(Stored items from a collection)
◇ ◇ ◇ ◇ ◇ ◇ ◇

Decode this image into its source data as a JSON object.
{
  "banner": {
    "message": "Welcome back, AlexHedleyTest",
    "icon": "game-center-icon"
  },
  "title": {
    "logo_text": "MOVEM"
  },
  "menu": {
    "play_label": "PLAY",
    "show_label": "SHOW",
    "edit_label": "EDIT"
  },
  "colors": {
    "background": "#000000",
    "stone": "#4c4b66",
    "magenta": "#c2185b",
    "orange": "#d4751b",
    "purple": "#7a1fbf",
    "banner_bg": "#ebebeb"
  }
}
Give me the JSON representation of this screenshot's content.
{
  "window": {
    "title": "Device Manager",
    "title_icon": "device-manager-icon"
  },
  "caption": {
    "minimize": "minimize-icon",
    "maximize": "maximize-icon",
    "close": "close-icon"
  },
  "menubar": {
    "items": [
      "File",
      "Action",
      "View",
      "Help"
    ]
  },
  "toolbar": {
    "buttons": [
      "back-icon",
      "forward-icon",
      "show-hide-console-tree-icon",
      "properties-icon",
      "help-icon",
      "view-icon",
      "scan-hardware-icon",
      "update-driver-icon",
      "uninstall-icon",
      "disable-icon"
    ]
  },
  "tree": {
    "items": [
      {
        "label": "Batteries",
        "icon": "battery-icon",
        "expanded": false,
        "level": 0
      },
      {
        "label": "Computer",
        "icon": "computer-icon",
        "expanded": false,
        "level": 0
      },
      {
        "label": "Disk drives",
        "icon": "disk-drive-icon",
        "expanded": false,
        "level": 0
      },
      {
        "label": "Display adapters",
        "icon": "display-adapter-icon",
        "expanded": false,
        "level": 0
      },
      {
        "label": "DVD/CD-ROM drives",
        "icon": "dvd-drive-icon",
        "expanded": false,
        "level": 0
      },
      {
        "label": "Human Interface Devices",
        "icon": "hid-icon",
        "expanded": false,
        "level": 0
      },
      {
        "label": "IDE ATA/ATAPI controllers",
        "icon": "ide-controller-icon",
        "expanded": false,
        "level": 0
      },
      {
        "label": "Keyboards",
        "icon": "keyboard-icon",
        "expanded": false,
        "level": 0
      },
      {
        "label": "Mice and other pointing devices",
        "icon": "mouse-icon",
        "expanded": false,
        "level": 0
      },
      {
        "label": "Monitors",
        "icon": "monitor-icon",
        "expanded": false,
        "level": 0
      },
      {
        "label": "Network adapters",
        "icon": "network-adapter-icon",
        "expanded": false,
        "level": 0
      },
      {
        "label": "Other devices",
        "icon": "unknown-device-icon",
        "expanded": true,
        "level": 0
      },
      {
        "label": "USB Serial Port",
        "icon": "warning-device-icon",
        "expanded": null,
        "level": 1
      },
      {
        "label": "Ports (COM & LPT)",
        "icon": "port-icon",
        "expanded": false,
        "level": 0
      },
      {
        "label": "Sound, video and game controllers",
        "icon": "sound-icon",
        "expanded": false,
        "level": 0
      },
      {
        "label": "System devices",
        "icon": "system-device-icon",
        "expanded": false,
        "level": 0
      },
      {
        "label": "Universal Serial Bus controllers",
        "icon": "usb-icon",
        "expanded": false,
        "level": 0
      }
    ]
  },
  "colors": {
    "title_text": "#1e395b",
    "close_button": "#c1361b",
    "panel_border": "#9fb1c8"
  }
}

◇ ◇ ◇ ◇ ◇ ◇ ◇

GOAL:
Output every line above without altering anything.

EXERCISE RESULT:
Decode this image into its source data as a JSON object.
{
  "banner": {
    "message": "Welcome back, AlexHedleyTest",
    "icon": "game-center-icon"
  },
  "title": {
    "logo_text": "MOVEM"
  },
  "menu": {
    "play_label": "PLAY",
    "show_label": "SHOW",
    "edit_label": "EDIT"
  },
  "colors": {
    "background": "#000000",
    "stone": "#4c4b66",
    "magenta": "#c2185b",
    "orange": "#d4751b",
    "purple": "#7a1fbf",
    "banner_bg": "#ebebeb"
  }
}
Give me the JSON representation of this screenshot's content.
{
  "window": {
    "title": "Device Manager",
    "title_icon": "device-manager-icon"
  },
  "caption": {
    "minimize": "minimize-icon",
    "maximize": "maximize-icon",
    "close": "close-icon"
  },
  "menubar": {
    "items": [
      "File",
      "Action",
      "View",
      "Help"
    ]
  },
  "toolbar": {
    "buttons": [
      "back-icon",
      "forward-icon",
      "show-hide-console-tree-icon",
      "properties-icon",
      "help-icon",
      "view-icon",
      "scan-hardware-icon",
      "update-driver-icon",
      "uninstall-icon",
      "disable-icon"
    ]
  },
  "tree": {
    "items": [
      {
        "label": "Batteries",
        "icon": "battery-icon",
        "expanded": false,
        "level": 0
      },
      {
        "label": "Computer",
        "icon": "computer-icon",
        "expanded": false,
        "level": 0
      },
      {
        "label": "Disk drives",
        "icon": "disk-drive-icon",
        "expanded": false,
        "level": 0
      },
      {
        "label": "Display adapters",
        "icon": "display-adapter-icon",
        "expanded": false,
        "level": 0
      },
      {
        "label": "DVD/CD-ROM drives",
        "icon": "dvd-drive-icon",
        "expanded": false,
        "level": 0
      },
      {
        "label": "Human Interface Devices",
        "icon": "hid-icon",
        "expanded": false,
        "level": 0
      },
      {
        "label": "IDE ATA/ATAPI controllers",
        "icon": "ide-controller-icon",
        "expanded": false,
        "level": 0
      },
      {
        "label": "Keyboards",
        "icon": "keyboard-icon",
        "expanded": false,
        "level": 0
      },
      {
        "label": "Mice and other pointing devices",
        "icon": "mouse-icon",
        "expanded": false,
        "level": 0
      },
      {
        "label": "Monitors",
        "icon": "monitor-icon",
        "expanded": false,
        "level": 0
      },
      {
        "label": "Network adapters",
        "icon": "network-adapter-icon",
        "expanded": false,
        "level": 0
      },
      {
        "label": "Other devices",
        "icon": "unknown-device-icon",
        "expanded": true,
        "level": 0
      },
      {
        "label": "USB Serial Port",
        "icon": "warning-device-icon",
        "expanded": null,
        "level": 1
      },
      {
        "label": "Ports (COM & LPT)",
        "icon": "port-icon",
        "expanded": false,
        "level": 0
      },
      {
        "label": "Sound, video and game controllers",
        "icon": "sound-icon",
        "expanded": false,
        "level": 0
      },
      {
        "label": "System devices",
        "icon": "system-device-icon",
        "expanded": false,
        "level": 0
      },
      {
        "label": "Universal Serial Bus controllers",
        "icon": "usb-icon",
        "expanded": false,
        "level": 0
      }
    ]
  },
  "colors": {
    "title_text": "#1e395b",
    "close_button": "#c1361b",
    "panel_border": "#9fb1c8"
  }
}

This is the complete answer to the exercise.